== SUPPLIED MATERIAL ==
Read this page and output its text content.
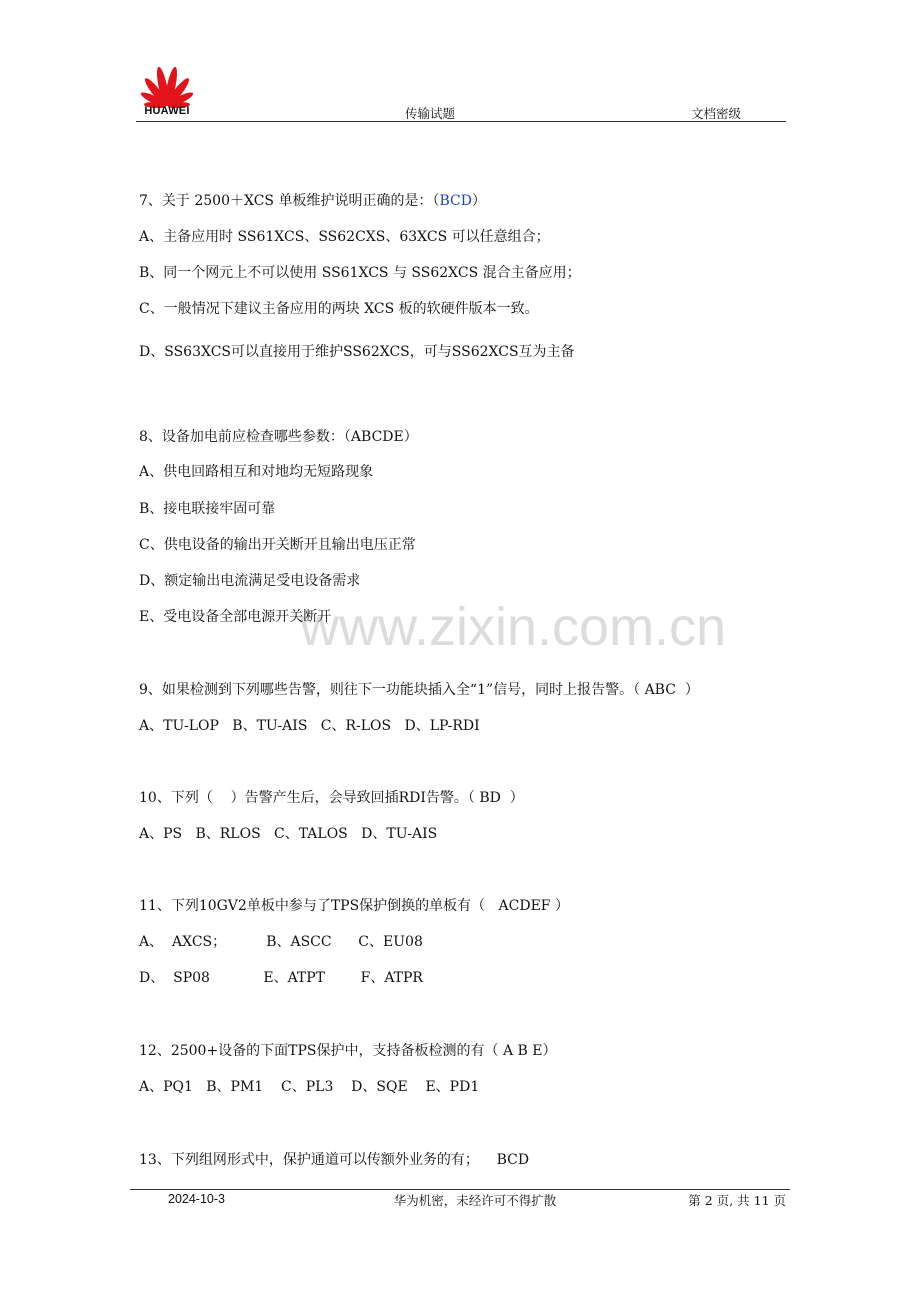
HUAWEI	传输试题	文档密级
www.zixin.com.cn
7、关于 2500＋XCS 单板维护说明正确的是：（BCD）
A、主备应用时 SS61XCS、SS62CXS、63XCS 可以任意组合；
B、同一个网元上不可以使用 SS61XCS 与 SS62XCS 混合主备应用；
C、一般情况下建议主备应用的两块 XCS 板的软硬件版本一致。
D、SS63XCS可以直接用于维护SS62XCS，可与SS62XCS互为主备
8、设备加电前应检查哪些参数：（ABCDE）
A、供电回路相互和对地均无短路现象
B、接电联接牢固可靠
C、供电设备的输出开关断开且输出电压正常
D、额定输出电流满足受电设备需求
E、受电设备全部电源开关断开
9、如果检测到下列哪些告警，则往下一功能块插入全“1”信号，同时上报告警。（ ABC  ）
A、TU-LOP   B、TU-AIS   C、R-LOS   D、LP-RDI
10、下列（    ）告警产生后，会导致回插RDI告警。（ BD  ）
A、PS   B、RLOS   C、TALOS   D、TU-AIS
11、下列10GV2单板中参与了TPS保护倒换的单板有（   ACDEF ）
A、  AXCS；         B、ASCC      C、EU08
D、  SP08            E、ATPT        F、ATPR
12、2500+设备的下面TPS保护中，支持备板检测的有（ A B E）
A、PQ1   B、PM1    C、PL3    D、SQE    E、PD1
13、下列组网形式中，保护通道可以传额外业务的有；    BCD
2024-10-3	华为机密，未经许可不得扩散	第 2 页, 共 11 页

== STATED EXERCISE ==
Write out the data precisely as given, excluding the pictures.

== FINAL ANSWER ==
Read this page and output its text content.
HUAWEI	传输试题	文档密级
www.zixin.com.cn
7、关于 2500＋XCS 单板维护说明正确的是：（BCD）
A、主备应用时 SS61XCS、SS62CXS、63XCS 可以任意组合；
B、同一个网元上不可以使用 SS61XCS 与 SS62XCS 混合主备应用；
C、一般情况下建议主备应用的两块 XCS 板的软硬件版本一致。
D、SS63XCS可以直接用于维护SS62XCS，可与SS62XCS互为主备
8、设备加电前应检查哪些参数：（ABCDE）
A、供电回路相互和对地均无短路现象
B、接电联接牢固可靠
C、供电设备的输出开关断开且输出电压正常
D、额定输出电流满足受电设备需求
E、受电设备全部电源开关断开
9、如果检测到下列哪些告警，则往下一功能块插入全“1”信号，同时上报告警。（ ABC  ）
A、TU-LOP   B、TU-AIS   C、R-LOS   D、LP-RDI
10、下列（    ）告警产生后，会导致回插RDI告警。（ BD  ）
A、PS   B、RLOS   C、TALOS   D、TU-AIS
11、下列10GV2单板中参与了TPS保护倒换的单板有（   ACDEF ）
A、  AXCS；         B、ASCC      C、EU08
D、  SP08            E、ATPT        F、ATPR
12、2500+设备的下面TPS保护中，支持备板检测的有（ A B E）
A、PQ1   B、PM1    C、PL3    D、SQE    E、PD1
13、下列组网形式中，保护通道可以传额外业务的有；    BCD
2024-10-3	华为机密，未经许可不得扩散	第 2 页, 共 11 页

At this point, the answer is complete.